• [Exercise details]: Produce a verbatim copy of the entries listed below.

(Raw records)
++++++++++++++++++++

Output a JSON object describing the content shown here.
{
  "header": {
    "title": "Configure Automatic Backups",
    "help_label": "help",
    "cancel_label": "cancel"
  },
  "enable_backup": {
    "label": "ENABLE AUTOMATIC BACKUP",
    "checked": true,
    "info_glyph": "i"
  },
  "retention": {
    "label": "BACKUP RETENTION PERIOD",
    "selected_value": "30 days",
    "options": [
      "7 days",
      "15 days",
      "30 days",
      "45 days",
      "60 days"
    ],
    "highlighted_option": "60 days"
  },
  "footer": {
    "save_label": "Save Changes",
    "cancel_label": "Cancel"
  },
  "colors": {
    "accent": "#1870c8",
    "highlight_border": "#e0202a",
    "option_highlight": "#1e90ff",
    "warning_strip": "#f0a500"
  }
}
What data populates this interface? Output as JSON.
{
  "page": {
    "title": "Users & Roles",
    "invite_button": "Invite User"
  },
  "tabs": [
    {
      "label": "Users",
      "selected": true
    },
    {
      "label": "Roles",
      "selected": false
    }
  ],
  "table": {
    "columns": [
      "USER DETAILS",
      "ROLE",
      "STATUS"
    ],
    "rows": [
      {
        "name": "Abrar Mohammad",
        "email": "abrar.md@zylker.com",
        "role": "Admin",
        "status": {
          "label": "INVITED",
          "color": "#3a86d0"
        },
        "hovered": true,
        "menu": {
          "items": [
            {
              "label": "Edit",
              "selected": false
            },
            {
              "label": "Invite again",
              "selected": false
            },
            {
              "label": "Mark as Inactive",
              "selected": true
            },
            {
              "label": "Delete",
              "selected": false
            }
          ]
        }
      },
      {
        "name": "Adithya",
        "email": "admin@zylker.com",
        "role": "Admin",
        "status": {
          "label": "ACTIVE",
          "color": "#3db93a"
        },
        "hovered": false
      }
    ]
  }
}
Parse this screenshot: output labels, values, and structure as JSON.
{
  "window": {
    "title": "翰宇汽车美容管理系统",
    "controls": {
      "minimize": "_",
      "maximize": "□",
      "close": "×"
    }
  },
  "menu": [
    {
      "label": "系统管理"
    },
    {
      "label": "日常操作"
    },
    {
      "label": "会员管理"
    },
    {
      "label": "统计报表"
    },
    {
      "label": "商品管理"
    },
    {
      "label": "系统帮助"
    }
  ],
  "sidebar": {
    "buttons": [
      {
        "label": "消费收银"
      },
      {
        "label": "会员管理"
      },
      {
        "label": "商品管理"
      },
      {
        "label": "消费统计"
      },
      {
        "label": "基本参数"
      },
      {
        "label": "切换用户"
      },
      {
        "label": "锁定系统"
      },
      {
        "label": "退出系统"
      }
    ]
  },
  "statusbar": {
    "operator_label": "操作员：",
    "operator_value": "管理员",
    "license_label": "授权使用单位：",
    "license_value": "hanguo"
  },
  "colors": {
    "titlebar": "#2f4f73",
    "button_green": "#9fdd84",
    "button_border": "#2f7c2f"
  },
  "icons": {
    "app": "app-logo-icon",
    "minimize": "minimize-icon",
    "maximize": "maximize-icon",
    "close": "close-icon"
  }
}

++++++++++++++++++++

• [Reply]:
Output a JSON object describing the content shown here.
{
  "header": {
    "title": "Configure Automatic Backups",
    "help_label": "help",
    "cancel_label": "cancel"
  },
  "enable_backup": {
    "label": "ENABLE AUTOMATIC BACKUP",
    "checked": true,
    "info_glyph": "i"
  },
  "retention": {
    "label": "BACKUP RETENTION PERIOD",
    "selected_value": "30 days",
    "options": [
      "7 days",
      "15 days",
      "30 days",
      "45 days",
      "60 days"
    ],
    "highlighted_option": "60 days"
  },
  "footer": {
    "save_label": "Save Changes",
    "cancel_label": "Cancel"
  },
  "colors": {
    "accent": "#1870c8",
    "highlight_border": "#e0202a",
    "option_highlight": "#1e90ff",
    "warning_strip": "#f0a500"
  }
}
What data populates this interface? Output as JSON.
{
  "page": {
    "title": "Users & Roles",
    "invite_button": "Invite User"
  },
  "tabs": [
    {
      "label": "Users",
      "selected": true
    },
    {
      "label": "Roles",
      "selected": false
    }
  ],
  "table": {
    "columns": [
      "USER DETAILS",
      "ROLE",
      "STATUS"
    ],
    "rows": [
      {
        "name": "Abrar Mohammad",
        "email": "abrar.md@zylker.com",
        "role": "Admin",
        "status": {
          "label": "INVITED",
          "color": "#3a86d0"
        },
        "hovered": true,
        "menu": {
          "items": [
            {
              "label": "Edit",
              "selected": false
            },
            {
              "label": "Invite again",
              "selected": false
            },
            {
              "label": "Mark as Inactive",
              "selected": true
            },
            {
              "label": "Delete",
              "selected": false
            }
          ]
        }
      },
      {
        "name": "Adithya",
        "email": "admin@zylker.com",
        "role": "Admin",
        "status": {
          "label": "ACTIVE",
          "color": "#3db93a"
        },
        "hovered": false
      }
    ]
  }
}
Parse this screenshot: output labels, values, and structure as JSON.
{
  "window": {
    "title": "翰宇汽车美容管理系统",
    "controls": {
      "minimize": "_",
      "maximize": "□",
      "close": "×"
    }
  },
  "menu": [
    {
      "label": "系统管理"
    },
    {
      "label": "日常操作"
    },
    {
      "label": "会员管理"
    },
    {
      "label": "统计报表"
    },
    {
      "label": "商品管理"
    },
    {
      "label": "系统帮助"
    }
  ],
  "sidebar": {
    "buttons": [
      {
        "label": "消费收银"
      },
      {
        "label": "会员管理"
      },
      {
        "label": "商品管理"
      },
      {
        "label": "消费统计"
      },
      {
        "label": "基本参数"
      },
      {
        "label": "切换用户"
      },
      {
        "label": "锁定系统"
      },
      {
        "label": "退出系统"
      }
    ]
  },
  "statusbar": {
    "operator_label": "操作员：",
    "operator_value": "管理员",
    "license_label": "授权使用单位：",
    "license_value": "hanguo"
  },
  "colors": {
    "titlebar": "#2f4f73",
    "button_green": "#9fdd84",
    "button_border": "#2f7c2f"
  },
  "icons": {
    "app": "app-logo-icon",
    "minimize": "minimize-icon",
    "maximize": "maximize-icon",
    "close": "close-icon"
  }
}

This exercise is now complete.